Exercise description — Work out how many lines hold the string "account". Give that number and nothing more.

Data records —
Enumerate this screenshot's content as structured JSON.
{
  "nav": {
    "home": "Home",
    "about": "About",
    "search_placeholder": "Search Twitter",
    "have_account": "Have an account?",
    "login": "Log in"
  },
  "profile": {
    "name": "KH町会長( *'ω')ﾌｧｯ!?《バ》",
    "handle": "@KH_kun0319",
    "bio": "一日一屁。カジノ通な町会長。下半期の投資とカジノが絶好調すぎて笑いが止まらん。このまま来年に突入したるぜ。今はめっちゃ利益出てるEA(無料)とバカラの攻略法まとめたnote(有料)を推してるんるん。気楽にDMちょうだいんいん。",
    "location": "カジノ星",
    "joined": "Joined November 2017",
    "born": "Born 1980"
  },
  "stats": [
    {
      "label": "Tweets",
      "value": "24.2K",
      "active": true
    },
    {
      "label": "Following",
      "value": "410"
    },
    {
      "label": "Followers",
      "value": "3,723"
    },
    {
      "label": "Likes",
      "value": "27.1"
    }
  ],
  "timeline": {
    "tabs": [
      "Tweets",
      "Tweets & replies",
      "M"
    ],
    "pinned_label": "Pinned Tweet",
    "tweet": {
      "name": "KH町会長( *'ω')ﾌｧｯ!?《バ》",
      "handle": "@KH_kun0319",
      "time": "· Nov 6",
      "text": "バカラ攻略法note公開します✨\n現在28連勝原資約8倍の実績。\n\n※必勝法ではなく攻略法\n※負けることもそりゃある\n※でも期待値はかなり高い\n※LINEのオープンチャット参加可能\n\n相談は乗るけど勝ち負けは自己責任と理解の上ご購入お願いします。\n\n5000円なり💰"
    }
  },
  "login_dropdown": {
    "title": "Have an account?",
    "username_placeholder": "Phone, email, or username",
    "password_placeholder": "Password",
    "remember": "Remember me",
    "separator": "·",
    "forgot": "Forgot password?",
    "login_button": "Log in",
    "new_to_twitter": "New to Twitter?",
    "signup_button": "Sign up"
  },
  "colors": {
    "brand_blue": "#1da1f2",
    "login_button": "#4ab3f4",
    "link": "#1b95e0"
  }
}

...

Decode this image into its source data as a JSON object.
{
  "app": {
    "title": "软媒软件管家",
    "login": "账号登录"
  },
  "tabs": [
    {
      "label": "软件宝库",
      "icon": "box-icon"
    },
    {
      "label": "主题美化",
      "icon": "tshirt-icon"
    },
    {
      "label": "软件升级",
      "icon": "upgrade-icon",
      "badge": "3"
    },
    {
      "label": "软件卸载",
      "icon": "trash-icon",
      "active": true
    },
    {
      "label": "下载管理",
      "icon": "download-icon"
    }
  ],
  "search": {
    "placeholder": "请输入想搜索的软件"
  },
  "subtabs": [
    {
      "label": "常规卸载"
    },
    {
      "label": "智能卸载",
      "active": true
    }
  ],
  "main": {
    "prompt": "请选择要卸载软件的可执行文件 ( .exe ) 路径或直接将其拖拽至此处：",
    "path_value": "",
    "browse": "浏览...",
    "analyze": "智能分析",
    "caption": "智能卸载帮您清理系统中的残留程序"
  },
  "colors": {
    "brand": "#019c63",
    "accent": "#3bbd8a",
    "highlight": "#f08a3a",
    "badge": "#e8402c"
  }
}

Final result — 2